Exercise:
Output every entry exactly, from the first line to the last.

++++ Provided records ++++

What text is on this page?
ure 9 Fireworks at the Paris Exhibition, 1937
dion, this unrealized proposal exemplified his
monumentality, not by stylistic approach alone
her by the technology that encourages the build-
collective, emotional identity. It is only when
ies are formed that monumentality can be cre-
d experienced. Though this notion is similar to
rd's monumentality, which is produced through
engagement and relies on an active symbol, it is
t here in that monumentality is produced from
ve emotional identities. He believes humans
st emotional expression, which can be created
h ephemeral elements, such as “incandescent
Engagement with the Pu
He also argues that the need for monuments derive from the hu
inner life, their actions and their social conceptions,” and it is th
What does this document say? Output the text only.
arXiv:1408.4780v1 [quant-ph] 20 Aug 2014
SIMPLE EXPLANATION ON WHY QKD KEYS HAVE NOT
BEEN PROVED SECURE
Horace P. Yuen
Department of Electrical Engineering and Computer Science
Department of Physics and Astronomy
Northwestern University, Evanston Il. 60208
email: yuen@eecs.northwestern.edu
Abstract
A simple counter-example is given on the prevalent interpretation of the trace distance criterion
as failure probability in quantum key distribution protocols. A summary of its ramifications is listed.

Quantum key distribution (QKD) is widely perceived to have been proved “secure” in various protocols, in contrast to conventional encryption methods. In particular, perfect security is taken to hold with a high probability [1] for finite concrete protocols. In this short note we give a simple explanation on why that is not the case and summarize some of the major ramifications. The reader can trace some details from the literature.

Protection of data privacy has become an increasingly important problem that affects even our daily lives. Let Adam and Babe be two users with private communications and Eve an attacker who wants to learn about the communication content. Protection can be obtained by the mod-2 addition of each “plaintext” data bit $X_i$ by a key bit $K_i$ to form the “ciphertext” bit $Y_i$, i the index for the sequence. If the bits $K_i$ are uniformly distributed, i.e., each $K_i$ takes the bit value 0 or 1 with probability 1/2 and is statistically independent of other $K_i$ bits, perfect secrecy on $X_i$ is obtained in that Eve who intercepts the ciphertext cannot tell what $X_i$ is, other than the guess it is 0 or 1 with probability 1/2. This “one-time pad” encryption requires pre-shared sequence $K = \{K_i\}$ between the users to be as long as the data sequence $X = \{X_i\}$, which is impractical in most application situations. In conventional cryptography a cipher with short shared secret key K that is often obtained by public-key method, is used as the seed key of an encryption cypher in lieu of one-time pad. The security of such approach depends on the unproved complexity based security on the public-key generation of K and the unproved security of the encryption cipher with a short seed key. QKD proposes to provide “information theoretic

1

++++

Exercise answer:
What text is on this page?
ure 9 Fireworks at the Paris Exhibition, 1937
dion, this unrealized proposal exemplified his
monumentality, not by stylistic approach alone
her by the technology that encourages the build-
collective, emotional identity. It is only when
ies are formed that monumentality can be cre-
d experienced. Though this notion is similar to
rd's monumentality, which is produced through
engagement and relies on an active symbol, it is
t here in that monumentality is produced from
ve emotional identities. He believes humans
st emotional expression, which can be created
h ephemeral elements, such as “incandescent
Engagement with the Pu
He also argues that the need for monuments derive from the hu
inner life, their actions and their social conceptions,” and it is th
What does this document say? Output the text only.
arXiv:1408.4780v1 [quant-ph] 20 Aug 2014
SIMPLE EXPLANATION ON WHY QKD KEYS HAVE NOT
BEEN PROVED SECURE
Horace P. Yuen
Department of Electrical Engineering and Computer Science
Department of Physics and Astronomy
Northwestern University, Evanston Il. 60208
email: yuen@eecs.northwestern.edu
Abstract
A simple counter-example is given on the prevalent interpretation of the trace distance criterion
as failure probability in quantum key distribution protocols. A summary of its ramifications is listed.

Quantum key distribution (QKD) is widely perceived to have been proved “secure” in various protocols, in contrast to conventional encryption methods. In particular, perfect security is taken to hold with a high probability [1] for finite concrete protocols. In this short note we give a simple explanation on why that is not the case and summarize some of the major ramifications. The reader can trace some details from the literature.

Protection of data privacy has become an increasingly important problem that affects even our daily lives. Let Adam and Babe be two users with private communications and Eve an attacker who wants to learn about the communication content. Protection can be obtained by the mod-2 addition of each “plaintext” data bit $X_i$ by a key bit $K_i$ to form the “ciphertext” bit $Y_i$, i the index for the sequence. If the bits $K_i$ are uniformly distributed, i.e., each $K_i$ takes the bit value 0 or 1 with probability 1/2 and is statistically independent of other $K_i$ bits, perfect secrecy on $X_i$ is obtained in that Eve who intercepts the ciphertext cannot tell what $X_i$ is, other than the guess it is 0 or 1 with probability 1/2. This “one-time pad” encryption requires pre-shared sequence $K = \{K_i\}$ between the users to be as long as the data sequence $X = \{X_i\}$, which is impractical in most application situations. In conventional cryptography a cipher with short shared secret key K that is often obtained by public-key method, is used as the seed key of an encryption cypher in lieu of one-time pad. The security of such approach depends on the unproved complexity based security on the public-key generation of K and the unproved security of the encryption cipher with a short seed key. QKD proposes to provide “information theoretic

1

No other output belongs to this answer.